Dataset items
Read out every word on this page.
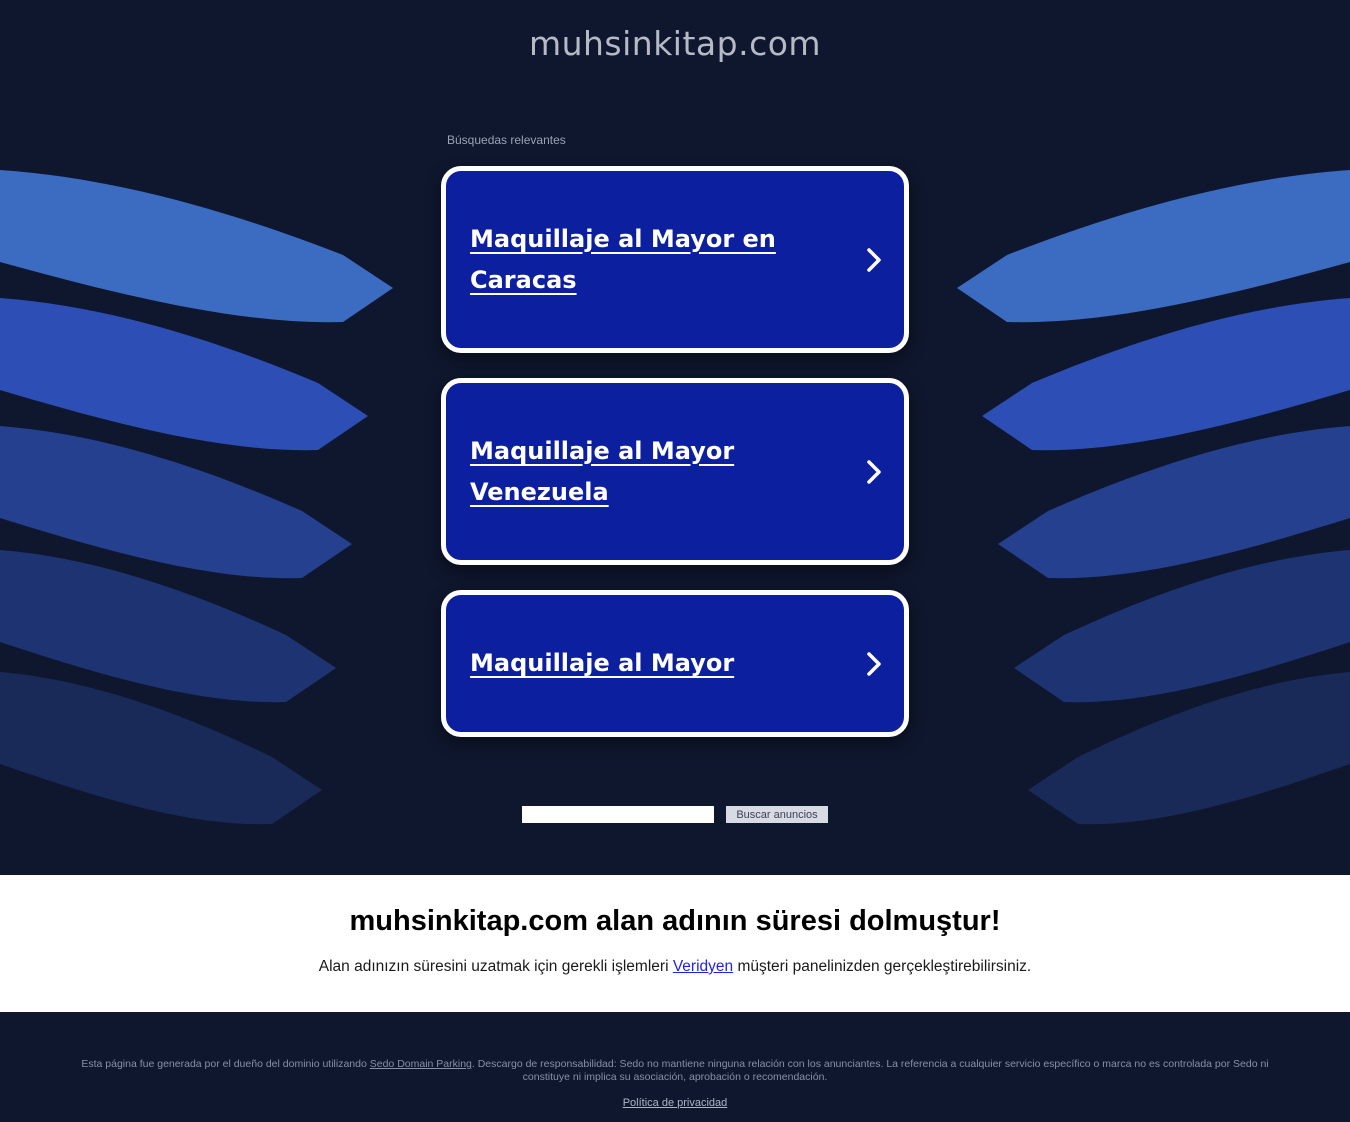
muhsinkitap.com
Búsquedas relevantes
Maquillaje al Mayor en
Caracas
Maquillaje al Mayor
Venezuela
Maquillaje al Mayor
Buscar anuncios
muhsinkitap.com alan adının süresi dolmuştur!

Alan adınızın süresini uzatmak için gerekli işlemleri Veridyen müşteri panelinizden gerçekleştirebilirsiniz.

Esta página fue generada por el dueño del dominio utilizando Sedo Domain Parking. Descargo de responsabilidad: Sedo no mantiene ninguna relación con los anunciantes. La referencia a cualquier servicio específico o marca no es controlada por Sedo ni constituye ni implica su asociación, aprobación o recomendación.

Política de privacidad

* **What needs to be done**
Each record must be quoted in full and exactly. Do not include the pictures.

* **Answer to this task**
Read out every word on this page.
muhsinkitap.com
Búsquedas relevantes
Maquillaje al Mayor en
Caracas
Maquillaje al Mayor
Venezuela
Maquillaje al Mayor
Buscar anuncios
muhsinkitap.com alan adının süresi dolmuştur!

Alan adınızın süresini uzatmak için gerekli işlemleri Veridyen müşteri panelinizden gerçekleştirebilirsiniz.

Esta página fue generada por el dueño del dominio utilizando Sedo Domain Parking. Descargo de responsabilidad: Sedo no mantiene ninguna relación con los anunciantes. La referencia a cualquier servicio específico o marca no es controlada por Sedo ni constituye ni implica su asociación, aprobación o recomendación.

Política de privacidad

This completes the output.